* BEGIN Recorded data *

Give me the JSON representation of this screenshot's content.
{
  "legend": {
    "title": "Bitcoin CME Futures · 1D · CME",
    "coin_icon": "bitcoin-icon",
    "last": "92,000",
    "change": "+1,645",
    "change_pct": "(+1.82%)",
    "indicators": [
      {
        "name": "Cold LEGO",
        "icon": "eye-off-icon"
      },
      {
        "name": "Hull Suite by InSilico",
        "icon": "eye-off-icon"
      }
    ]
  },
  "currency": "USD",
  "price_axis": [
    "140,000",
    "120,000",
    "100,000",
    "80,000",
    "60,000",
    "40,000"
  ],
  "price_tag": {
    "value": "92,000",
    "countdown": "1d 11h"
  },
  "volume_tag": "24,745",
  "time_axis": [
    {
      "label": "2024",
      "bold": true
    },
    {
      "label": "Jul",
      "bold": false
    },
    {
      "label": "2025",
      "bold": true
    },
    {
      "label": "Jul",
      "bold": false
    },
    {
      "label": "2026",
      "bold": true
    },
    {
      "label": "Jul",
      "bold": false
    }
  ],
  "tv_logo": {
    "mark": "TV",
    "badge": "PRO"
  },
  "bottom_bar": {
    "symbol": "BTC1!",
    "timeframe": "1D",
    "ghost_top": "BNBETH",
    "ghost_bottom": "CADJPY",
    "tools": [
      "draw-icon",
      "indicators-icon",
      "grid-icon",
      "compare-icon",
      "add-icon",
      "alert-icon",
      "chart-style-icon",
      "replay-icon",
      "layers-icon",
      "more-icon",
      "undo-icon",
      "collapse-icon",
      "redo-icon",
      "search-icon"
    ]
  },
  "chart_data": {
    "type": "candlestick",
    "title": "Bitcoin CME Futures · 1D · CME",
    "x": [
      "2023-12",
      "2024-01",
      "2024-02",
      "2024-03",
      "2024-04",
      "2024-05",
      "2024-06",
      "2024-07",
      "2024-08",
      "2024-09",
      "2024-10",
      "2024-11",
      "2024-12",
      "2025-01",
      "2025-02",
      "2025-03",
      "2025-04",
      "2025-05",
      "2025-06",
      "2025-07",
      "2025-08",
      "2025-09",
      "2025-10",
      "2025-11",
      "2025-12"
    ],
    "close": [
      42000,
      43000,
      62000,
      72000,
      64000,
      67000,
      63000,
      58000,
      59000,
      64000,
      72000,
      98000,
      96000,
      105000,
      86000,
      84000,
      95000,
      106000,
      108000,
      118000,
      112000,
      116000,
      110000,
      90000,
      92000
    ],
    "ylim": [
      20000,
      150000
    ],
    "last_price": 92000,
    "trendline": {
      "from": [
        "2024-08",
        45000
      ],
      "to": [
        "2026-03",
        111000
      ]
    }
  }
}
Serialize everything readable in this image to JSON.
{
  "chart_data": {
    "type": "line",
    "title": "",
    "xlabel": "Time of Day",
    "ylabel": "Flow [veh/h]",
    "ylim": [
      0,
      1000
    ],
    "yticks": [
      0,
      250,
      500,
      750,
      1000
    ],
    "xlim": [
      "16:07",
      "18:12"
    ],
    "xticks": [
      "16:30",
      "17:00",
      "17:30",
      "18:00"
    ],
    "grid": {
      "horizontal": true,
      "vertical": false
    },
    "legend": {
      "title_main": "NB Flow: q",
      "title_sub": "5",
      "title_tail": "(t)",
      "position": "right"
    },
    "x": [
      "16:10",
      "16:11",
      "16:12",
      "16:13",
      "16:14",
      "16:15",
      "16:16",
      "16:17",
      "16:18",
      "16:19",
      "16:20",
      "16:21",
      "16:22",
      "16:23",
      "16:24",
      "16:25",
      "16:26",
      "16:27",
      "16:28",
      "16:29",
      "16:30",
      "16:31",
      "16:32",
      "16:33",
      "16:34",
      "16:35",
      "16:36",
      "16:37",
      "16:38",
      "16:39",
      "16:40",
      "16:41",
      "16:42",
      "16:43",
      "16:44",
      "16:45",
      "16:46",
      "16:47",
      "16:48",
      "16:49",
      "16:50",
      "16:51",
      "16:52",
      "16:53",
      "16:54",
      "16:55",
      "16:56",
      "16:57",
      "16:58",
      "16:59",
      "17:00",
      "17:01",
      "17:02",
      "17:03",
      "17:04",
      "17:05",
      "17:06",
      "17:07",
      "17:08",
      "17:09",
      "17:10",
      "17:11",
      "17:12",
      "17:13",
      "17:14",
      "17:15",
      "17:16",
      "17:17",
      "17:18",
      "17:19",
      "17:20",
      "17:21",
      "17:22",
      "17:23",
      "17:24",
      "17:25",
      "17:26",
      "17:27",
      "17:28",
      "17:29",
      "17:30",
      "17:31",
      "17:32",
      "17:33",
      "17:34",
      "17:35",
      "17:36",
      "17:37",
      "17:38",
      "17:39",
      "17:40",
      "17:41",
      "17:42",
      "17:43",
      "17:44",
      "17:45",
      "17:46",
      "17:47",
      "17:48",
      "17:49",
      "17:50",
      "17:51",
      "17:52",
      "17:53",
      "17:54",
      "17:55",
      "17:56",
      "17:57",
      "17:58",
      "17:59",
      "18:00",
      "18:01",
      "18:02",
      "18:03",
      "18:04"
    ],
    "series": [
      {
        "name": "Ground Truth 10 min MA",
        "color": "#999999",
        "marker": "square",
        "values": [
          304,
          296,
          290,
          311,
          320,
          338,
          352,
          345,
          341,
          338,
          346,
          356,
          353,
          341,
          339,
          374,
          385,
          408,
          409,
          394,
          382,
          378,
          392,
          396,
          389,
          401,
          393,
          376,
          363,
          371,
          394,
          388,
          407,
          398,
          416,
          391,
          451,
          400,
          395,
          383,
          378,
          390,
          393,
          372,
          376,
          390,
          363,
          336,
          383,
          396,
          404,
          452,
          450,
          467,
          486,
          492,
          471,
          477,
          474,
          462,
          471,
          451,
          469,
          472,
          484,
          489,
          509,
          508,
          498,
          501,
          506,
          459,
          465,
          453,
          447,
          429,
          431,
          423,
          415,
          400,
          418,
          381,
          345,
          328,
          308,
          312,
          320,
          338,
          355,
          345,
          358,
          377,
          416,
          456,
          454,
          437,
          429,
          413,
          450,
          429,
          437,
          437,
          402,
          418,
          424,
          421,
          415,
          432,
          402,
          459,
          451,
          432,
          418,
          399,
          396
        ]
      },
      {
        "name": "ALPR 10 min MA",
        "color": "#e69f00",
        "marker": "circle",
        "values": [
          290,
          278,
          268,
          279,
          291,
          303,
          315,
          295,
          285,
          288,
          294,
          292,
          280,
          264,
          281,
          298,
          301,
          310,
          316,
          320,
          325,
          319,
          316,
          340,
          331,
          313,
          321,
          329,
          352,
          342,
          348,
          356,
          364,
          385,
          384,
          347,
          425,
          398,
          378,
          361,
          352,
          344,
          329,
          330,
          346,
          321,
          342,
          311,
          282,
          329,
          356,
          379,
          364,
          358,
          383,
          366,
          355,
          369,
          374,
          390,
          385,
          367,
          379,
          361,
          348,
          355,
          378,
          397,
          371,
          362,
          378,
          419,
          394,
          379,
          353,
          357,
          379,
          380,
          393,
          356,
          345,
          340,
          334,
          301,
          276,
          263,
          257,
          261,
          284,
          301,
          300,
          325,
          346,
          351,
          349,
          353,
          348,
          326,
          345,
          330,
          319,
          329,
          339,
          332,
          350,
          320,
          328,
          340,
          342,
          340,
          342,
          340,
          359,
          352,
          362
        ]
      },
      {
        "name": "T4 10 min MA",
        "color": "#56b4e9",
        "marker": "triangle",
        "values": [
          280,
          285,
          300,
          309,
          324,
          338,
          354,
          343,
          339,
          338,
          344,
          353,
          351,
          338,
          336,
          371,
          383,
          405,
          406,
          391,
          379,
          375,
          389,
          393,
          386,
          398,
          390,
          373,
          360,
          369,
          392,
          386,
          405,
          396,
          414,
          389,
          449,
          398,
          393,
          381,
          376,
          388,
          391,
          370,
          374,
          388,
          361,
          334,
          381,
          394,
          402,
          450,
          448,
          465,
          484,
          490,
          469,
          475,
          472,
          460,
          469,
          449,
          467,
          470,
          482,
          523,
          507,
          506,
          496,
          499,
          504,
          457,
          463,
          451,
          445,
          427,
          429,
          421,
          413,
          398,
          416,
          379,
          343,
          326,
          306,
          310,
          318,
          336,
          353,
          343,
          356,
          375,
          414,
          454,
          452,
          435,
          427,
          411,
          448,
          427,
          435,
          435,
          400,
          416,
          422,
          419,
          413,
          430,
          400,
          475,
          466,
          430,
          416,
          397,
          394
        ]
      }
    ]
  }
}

* END Recorded data *

• _What the exercise asks_
Scan the data above; copy every line where "Flow" appears.

• _Exercise solution_
    "ylabel": "Flow [veh/h]",
      "title_main": "NB Flow: q",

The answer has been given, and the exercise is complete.